[BEGIN]

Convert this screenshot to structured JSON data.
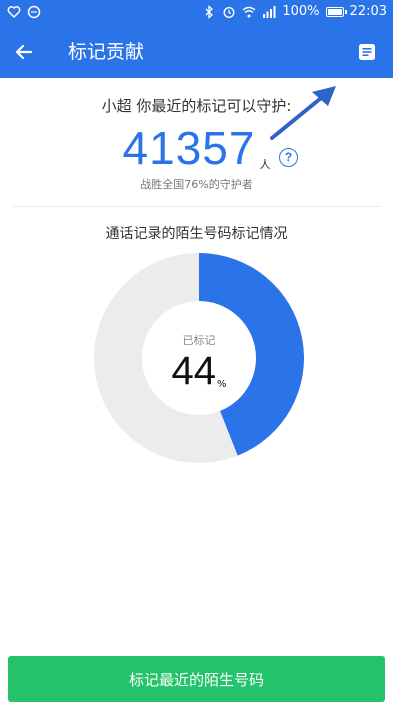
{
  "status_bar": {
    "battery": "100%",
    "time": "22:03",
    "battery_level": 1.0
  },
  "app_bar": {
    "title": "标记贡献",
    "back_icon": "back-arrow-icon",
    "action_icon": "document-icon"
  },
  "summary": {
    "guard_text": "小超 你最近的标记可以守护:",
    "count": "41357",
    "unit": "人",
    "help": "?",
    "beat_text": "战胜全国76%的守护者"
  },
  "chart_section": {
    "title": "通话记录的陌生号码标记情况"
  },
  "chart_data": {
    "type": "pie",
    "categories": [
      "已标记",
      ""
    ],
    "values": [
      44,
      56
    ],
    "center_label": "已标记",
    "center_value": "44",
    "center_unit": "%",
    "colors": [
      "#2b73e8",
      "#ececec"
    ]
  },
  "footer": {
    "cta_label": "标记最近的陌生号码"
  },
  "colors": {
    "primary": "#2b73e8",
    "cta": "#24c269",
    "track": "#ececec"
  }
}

[END]

* What to produce *
Find and count the lines of the data that include the string "icon", and report that figure by itself.

* Exercise solution *
2